### Your instructions
From the entries below, work out the number of lines that hold the word "格执行中央八项规定和自治区十条规定", and give that number alone.

### Material shown
◇ ◇ ◇ ◇ ◇ ◇ ◇

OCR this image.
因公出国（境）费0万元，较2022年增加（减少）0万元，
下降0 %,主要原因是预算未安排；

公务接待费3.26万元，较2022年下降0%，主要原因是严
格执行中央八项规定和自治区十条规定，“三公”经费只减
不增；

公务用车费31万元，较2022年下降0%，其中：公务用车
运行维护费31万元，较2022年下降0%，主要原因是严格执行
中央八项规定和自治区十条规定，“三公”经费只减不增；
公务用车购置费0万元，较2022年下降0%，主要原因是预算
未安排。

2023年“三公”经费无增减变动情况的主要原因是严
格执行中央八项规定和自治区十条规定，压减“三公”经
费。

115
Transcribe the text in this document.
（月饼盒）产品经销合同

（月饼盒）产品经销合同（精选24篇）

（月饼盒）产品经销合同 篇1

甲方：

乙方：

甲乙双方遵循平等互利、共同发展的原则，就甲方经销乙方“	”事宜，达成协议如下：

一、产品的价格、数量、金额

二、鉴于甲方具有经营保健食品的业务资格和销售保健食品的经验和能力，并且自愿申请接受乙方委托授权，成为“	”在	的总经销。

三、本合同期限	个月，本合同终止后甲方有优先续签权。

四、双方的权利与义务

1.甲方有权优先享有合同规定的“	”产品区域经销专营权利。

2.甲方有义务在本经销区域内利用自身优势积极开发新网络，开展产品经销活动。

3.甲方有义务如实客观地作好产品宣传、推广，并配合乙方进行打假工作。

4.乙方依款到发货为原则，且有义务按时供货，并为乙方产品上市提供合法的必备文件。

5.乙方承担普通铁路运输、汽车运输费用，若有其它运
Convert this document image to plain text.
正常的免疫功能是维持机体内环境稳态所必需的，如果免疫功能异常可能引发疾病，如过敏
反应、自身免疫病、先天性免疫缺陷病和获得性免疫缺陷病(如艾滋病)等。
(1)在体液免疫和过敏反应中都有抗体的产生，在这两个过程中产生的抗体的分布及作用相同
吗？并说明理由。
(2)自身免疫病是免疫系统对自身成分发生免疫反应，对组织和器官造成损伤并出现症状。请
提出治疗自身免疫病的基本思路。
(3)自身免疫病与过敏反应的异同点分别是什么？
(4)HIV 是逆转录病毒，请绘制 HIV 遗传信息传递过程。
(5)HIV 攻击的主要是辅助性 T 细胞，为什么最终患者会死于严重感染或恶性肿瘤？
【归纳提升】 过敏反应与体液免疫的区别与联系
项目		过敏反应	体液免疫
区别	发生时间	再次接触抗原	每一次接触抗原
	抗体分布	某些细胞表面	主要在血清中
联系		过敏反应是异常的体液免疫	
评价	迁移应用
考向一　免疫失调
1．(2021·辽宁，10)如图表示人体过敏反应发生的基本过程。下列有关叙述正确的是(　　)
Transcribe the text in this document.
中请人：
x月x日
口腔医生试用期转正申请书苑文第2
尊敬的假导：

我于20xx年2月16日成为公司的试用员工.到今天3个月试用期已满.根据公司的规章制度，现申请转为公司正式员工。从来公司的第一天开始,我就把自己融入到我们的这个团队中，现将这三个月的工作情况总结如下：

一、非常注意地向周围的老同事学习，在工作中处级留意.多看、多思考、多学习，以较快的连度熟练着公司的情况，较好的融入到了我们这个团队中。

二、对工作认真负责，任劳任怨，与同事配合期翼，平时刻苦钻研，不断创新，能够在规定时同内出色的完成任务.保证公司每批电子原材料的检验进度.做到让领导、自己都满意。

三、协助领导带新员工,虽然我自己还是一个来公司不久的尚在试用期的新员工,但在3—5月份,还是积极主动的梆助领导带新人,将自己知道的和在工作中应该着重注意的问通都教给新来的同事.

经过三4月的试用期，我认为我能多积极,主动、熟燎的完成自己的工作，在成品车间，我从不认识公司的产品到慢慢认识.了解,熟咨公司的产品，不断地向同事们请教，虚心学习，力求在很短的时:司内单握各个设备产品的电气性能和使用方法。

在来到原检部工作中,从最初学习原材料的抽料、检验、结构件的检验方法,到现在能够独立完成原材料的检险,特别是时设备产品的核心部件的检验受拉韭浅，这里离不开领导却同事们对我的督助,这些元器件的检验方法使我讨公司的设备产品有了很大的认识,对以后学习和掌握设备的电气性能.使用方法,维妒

◇ ◇ ◇ ◇ ◇ ◇ ◇

### Response to this exercise
2